REQUEST.
Copy every line of the items below word for word, leaving out the pictures.

Spatial layout entries.
********************

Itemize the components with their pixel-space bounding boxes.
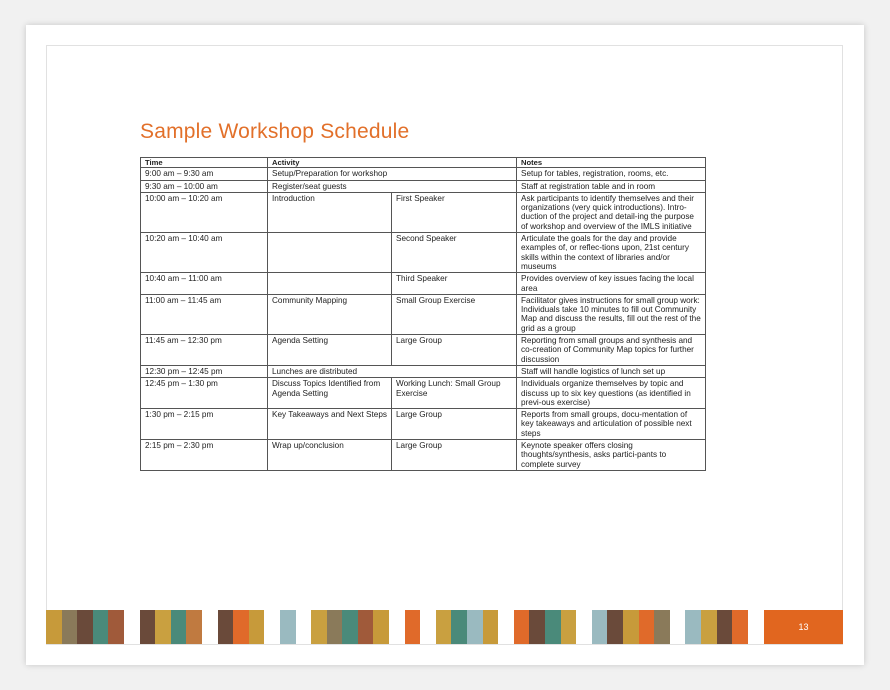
footer-stripe <box>77 610 93 644</box>
footer-stripe <box>327 610 343 644</box>
footer-stripe <box>561 610 577 644</box>
cell-notes: Setup for tables, registration, rooms, etc. <box>517 168 706 180</box>
cell-activity: Setup/Preparation for workshop <box>268 168 517 180</box>
footer-stripe <box>93 610 109 644</box>
footer-stripe <box>748 610 764 644</box>
footer-stripe <box>389 610 405 644</box>
cell-subactivity: Large Group <box>392 440 517 471</box>
cell-time: 10:00 am – 10:20 am <box>141 192 268 232</box>
footer-stripe <box>607 610 623 644</box>
cell-subactivity: Large Group <box>392 409 517 440</box>
cell-subactivity: Second Speaker <box>392 233 517 273</box>
footer-stripe-band <box>46 610 764 644</box>
cell-activity: Community Mapping <box>268 294 392 334</box>
table-row <box>141 233 706 273</box>
page-number: 13 <box>798 622 809 632</box>
cell-activity: Agenda Setting <box>268 335 392 366</box>
cell-time: 10:40 am – 11:00 am <box>141 273 268 295</box>
footer-stripe <box>592 610 608 644</box>
footer-stripe <box>358 610 374 644</box>
cell-activity: Wrap up/conclusion <box>268 440 392 471</box>
schedule-table <box>140 157 706 471</box>
cell-time: 2:15 pm – 2:30 pm <box>141 440 268 471</box>
cell-notes: Staff will handle logistics of lunch set up <box>517 365 706 377</box>
footer-stripe <box>233 610 249 644</box>
cell-notes: Reports from small groups, docu-mentation of key takeaways and articulation of possible next steps <box>517 409 706 440</box>
table-row <box>141 409 706 440</box>
footer-stripe <box>264 610 280 644</box>
footer-stripe <box>218 610 234 644</box>
footer-stripe <box>701 610 717 644</box>
cell-activity: Lunches are distributed <box>268 365 517 377</box>
table-row <box>141 440 706 471</box>
cell-time: 10:20 am – 10:40 am <box>141 233 268 273</box>
header-notes: Notes <box>517 158 706 168</box>
cell-activity: Key Takeaways and Next Steps <box>268 409 392 440</box>
cell-time: 9:30 am – 10:00 am <box>141 180 268 192</box>
cell-notes: Articulate the goals for the day and provide examples of, or reflec-tions upon, 21st century skills within the context of libraries and/or museums <box>517 233 706 273</box>
cell-time: 9:00 am – 9:30 am <box>141 168 268 180</box>
footer-stripe <box>483 610 499 644</box>
cell-notes: Individuals organize themselves by topic and discuss up to six key questions (as identified in previ-ous exercise) <box>517 378 706 409</box>
footer-stripe <box>529 610 545 644</box>
footer-stripe <box>545 610 561 644</box>
header-activity: Activity <box>268 158 517 168</box>
cell-time: 12:30 pm – 12:45 pm <box>141 365 268 377</box>
footer-stripe <box>451 610 467 644</box>
footer-stripe <box>576 610 592 644</box>
cell-notes: Provides overview of key issues facing the local area <box>517 273 706 295</box>
header-time: Time <box>141 158 268 168</box>
cell-notes: Staff at registration table and in room <box>517 180 706 192</box>
table-row <box>141 365 706 377</box>
footer-stripe <box>685 610 701 644</box>
footer-stripe <box>140 610 156 644</box>
footer-stripe <box>46 610 62 644</box>
footer-stripe <box>373 610 389 644</box>
cell-activity: Register/seat guests <box>268 180 517 192</box>
footer-stripe <box>420 610 436 644</box>
cell-subactivity: Small Group Exercise <box>392 294 517 334</box>
footer-stripe <box>654 610 670 644</box>
cell-activity <box>268 233 392 273</box>
page-number-box <box>764 610 843 644</box>
document-page <box>26 25 864 665</box>
footer-stripe <box>62 610 78 644</box>
footer-stripe <box>623 610 639 644</box>
footer-stripe <box>249 610 265 644</box>
footer-stripe <box>717 610 733 644</box>
table-row <box>141 378 706 409</box>
footer-stripe <box>311 610 327 644</box>
cell-activity <box>268 273 392 295</box>
footer-stripe <box>670 610 686 644</box>
cell-activity: Introduction <box>268 192 392 232</box>
footer-stripe <box>514 610 530 644</box>
footer-stripe <box>124 610 140 644</box>
footer-stripe <box>108 610 124 644</box>
footer-stripe <box>405 610 421 644</box>
cell-subactivity: Working Lunch: Small Group Exercise <box>392 378 517 409</box>
table-row <box>141 168 706 180</box>
cell-notes: Ask participants to identify themselves and their organizations (very quick introductions). Intro-duction of the project and detail-ing the purpose of workshop and overview of the IMLS initiative <box>517 192 706 232</box>
footer-stripe <box>342 610 358 644</box>
cell-subactivity: Third Speaker <box>392 273 517 295</box>
cell-notes: Keynote speaker offers closing thoughts/synthesis, asks partici-pants to complete survey <box>517 440 706 471</box>
footer-stripe <box>280 610 296 644</box>
footer-stripe <box>296 610 312 644</box>
table-row <box>141 335 706 366</box>
footer-stripe <box>171 610 187 644</box>
cell-subactivity: First Speaker <box>392 192 517 232</box>
footer-stripe <box>436 610 452 644</box>
page-title: Sample Workshop Schedule <box>140 120 410 143</box>
footer-stripe <box>467 610 483 644</box>
cell-subactivity: Large Group <box>392 335 517 366</box>
table-header-row <box>141 158 706 168</box>
footer-stripe <box>639 610 655 644</box>
footer-stripe <box>732 610 748 644</box>
footer-stripe <box>498 610 514 644</box>
cell-time: 11:45 am – 12:30 pm <box>141 335 268 366</box>
table-row <box>141 192 706 232</box>
cell-time: 12:45 pm – 1:30 pm <box>141 378 268 409</box>
table-row <box>141 180 706 192</box>
cell-notes: Facilitator gives instructions for small group work: Individuals take 10 minutes to fill out Community Map and discuss the results, fill out the rest of the grid as a group <box>517 294 706 334</box>
cell-notes: Reporting from small groups and synthesis and co-creation of Community Map topics for further discussion <box>517 335 706 366</box>
footer-stripe <box>186 610 202 644</box>
cell-time: 1:30 pm – 2:15 pm <box>141 409 268 440</box>
table-row <box>141 273 706 295</box>
footer-stripe <box>202 610 218 644</box>
cell-activity: Discuss Topics Identified from Agenda Setting <box>268 378 392 409</box>
footer-stripe <box>155 610 171 644</box>
cell-time: 11:00 am – 11:45 am <box>141 294 268 334</box>
table-row <box>141 294 706 334</box>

********************

OUTPUT BELOW.
Itemize the components with their pixel-space bounding boxes.
footer-stripe <box>77 610 93 644</box>
footer-stripe <box>327 610 343 644</box>
footer-stripe <box>561 610 577 644</box>
cell-notes: Setup for tables, registration, rooms, etc. <box>517 168 706 180</box>
cell-activity: Setup/Preparation for workshop <box>268 168 517 180</box>
footer-stripe <box>93 610 109 644</box>
footer-stripe <box>748 610 764 644</box>
footer-stripe <box>389 610 405 644</box>
cell-subactivity: Large Group <box>392 440 517 471</box>
cell-time: 10:00 am – 10:20 am <box>141 192 268 232</box>
footer-stripe <box>607 610 623 644</box>
cell-subactivity: Large Group <box>392 409 517 440</box>
cell-subactivity: Second Speaker <box>392 233 517 273</box>
footer-stripe-band <box>46 610 764 644</box>
cell-activity: Community Mapping <box>268 294 392 334</box>
table-row <box>141 233 706 273</box>
page-number: 13 <box>798 622 809 632</box>
cell-activity: Agenda Setting <box>268 335 392 366</box>
cell-time: 10:40 am – 11:00 am <box>141 273 268 295</box>
footer-stripe <box>592 610 608 644</box>
footer-stripe <box>358 610 374 644</box>
cell-activity: Wrap up/conclusion <box>268 440 392 471</box>
schedule-table <box>140 157 706 471</box>
cell-time: 2:15 pm – 2:30 pm <box>141 440 268 471</box>
cell-notes: Staff will handle logistics of lunch set up <box>517 365 706 377</box>
footer-stripe <box>233 610 249 644</box>
cell-notes: Reports from small groups, docu-mentation of key takeaways and articulation of possible next steps <box>517 409 706 440</box>
table-row <box>141 409 706 440</box>
footer-stripe <box>264 610 280 644</box>
footer-stripe <box>218 610 234 644</box>
footer-stripe <box>701 610 717 644</box>
cell-activity: Lunches are distributed <box>268 365 517 377</box>
table-row <box>141 440 706 471</box>
cell-time: 10:20 am – 10:40 am <box>141 233 268 273</box>
header-notes: Notes <box>517 158 706 168</box>
cell-activity: Key Takeaways and Next Steps <box>268 409 392 440</box>
cell-time: 9:30 am – 10:00 am <box>141 180 268 192</box>
cell-notes: Articulate the goals for the day and provide examples of, or reflec-tions upon, 21st century skills within the context of libraries and/or museums <box>517 233 706 273</box>
cell-time: 9:00 am – 9:30 am <box>141 168 268 180</box>
footer-stripe <box>483 610 499 644</box>
cell-notes: Individuals organize themselves by topic and discuss up to six key questions (as identified in previ-ous exercise) <box>517 378 706 409</box>
footer-stripe <box>529 610 545 644</box>
footer-stripe <box>545 610 561 644</box>
header-activity: Activity <box>268 158 517 168</box>
cell-time: 12:30 pm – 12:45 pm <box>141 365 268 377</box>
footer-stripe <box>451 610 467 644</box>
footer-stripe <box>576 610 592 644</box>
cell-notes: Provides overview of key issues facing the local area <box>517 273 706 295</box>
header-time: Time <box>141 158 268 168</box>
cell-notes: Staff at registration table and in room <box>517 180 706 192</box>
table-row <box>141 365 706 377</box>
footer-stripe <box>685 610 701 644</box>
footer-stripe <box>140 610 156 644</box>
footer-stripe <box>46 610 62 644</box>
footer-stripe <box>373 610 389 644</box>
cell-activity: Register/seat guests <box>268 180 517 192</box>
footer-stripe <box>420 610 436 644</box>
cell-subactivity: Small Group Exercise <box>392 294 517 334</box>
footer-stripe <box>654 610 670 644</box>
cell-activity <box>268 233 392 273</box>
page-number-box <box>764 610 843 644</box>
document-page <box>26 25 864 665</box>
footer-stripe <box>62 610 78 644</box>
footer-stripe <box>623 610 639 644</box>
footer-stripe <box>249 610 265 644</box>
footer-stripe <box>717 610 733 644</box>
table-row <box>141 378 706 409</box>
footer-stripe <box>311 610 327 644</box>
cell-activity <box>268 273 392 295</box>
footer-stripe <box>670 610 686 644</box>
cell-activity: Introduction <box>268 192 392 232</box>
footer-stripe <box>514 610 530 644</box>
footer-stripe <box>124 610 140 644</box>
footer-stripe <box>108 610 124 644</box>
footer-stripe <box>405 610 421 644</box>
cell-subactivity: Working Lunch: Small Group Exercise <box>392 378 517 409</box>
table-row <box>141 168 706 180</box>
cell-notes: Ask participants to identify themselves and their organizations (very quick introductions). Intro-duction of the project and detail-ing the purpose of workshop and overview of the IMLS initiative <box>517 192 706 232</box>
footer-stripe <box>342 610 358 644</box>
cell-subactivity: Third Speaker <box>392 273 517 295</box>
cell-notes: Keynote speaker offers closing thoughts/synthesis, asks partici-pants to complete survey <box>517 440 706 471</box>
footer-stripe <box>280 610 296 644</box>
footer-stripe <box>296 610 312 644</box>
table-row <box>141 335 706 366</box>
footer-stripe <box>171 610 187 644</box>
cell-subactivity: First Speaker <box>392 192 517 232</box>
footer-stripe <box>436 610 452 644</box>
page-title: Sample Workshop Schedule <box>140 120 410 143</box>
footer-stripe <box>467 610 483 644</box>
cell-subactivity: Large Group <box>392 335 517 366</box>
table-header-row <box>141 158 706 168</box>
footer-stripe <box>639 610 655 644</box>
footer-stripe <box>732 610 748 644</box>
footer-stripe <box>498 610 514 644</box>
cell-time: 11:45 am – 12:30 pm <box>141 335 268 366</box>
table-row <box>141 192 706 232</box>
cell-time: 12:45 pm – 1:30 pm <box>141 378 268 409</box>
table-row <box>141 180 706 192</box>
cell-notes: Facilitator gives instructions for small group work: Individuals take 10 minutes to fill out Community Map and discuss the results, fill out the rest of the grid as a group <box>517 294 706 334</box>
cell-notes: Reporting from small groups and synthesis and co-creation of Community Map topics for further discussion <box>517 335 706 366</box>
footer-stripe <box>186 610 202 644</box>
cell-time: 1:30 pm – 2:15 pm <box>141 409 268 440</box>
table-row <box>141 273 706 295</box>
footer-stripe <box>202 610 218 644</box>
cell-activity: Discuss Topics Identified from Agenda Setting <box>268 378 392 409</box>
footer-stripe <box>155 610 171 644</box>
cell-time: 11:00 am – 11:45 am <box>141 294 268 334</box>
table-row <box>141 294 706 334</box>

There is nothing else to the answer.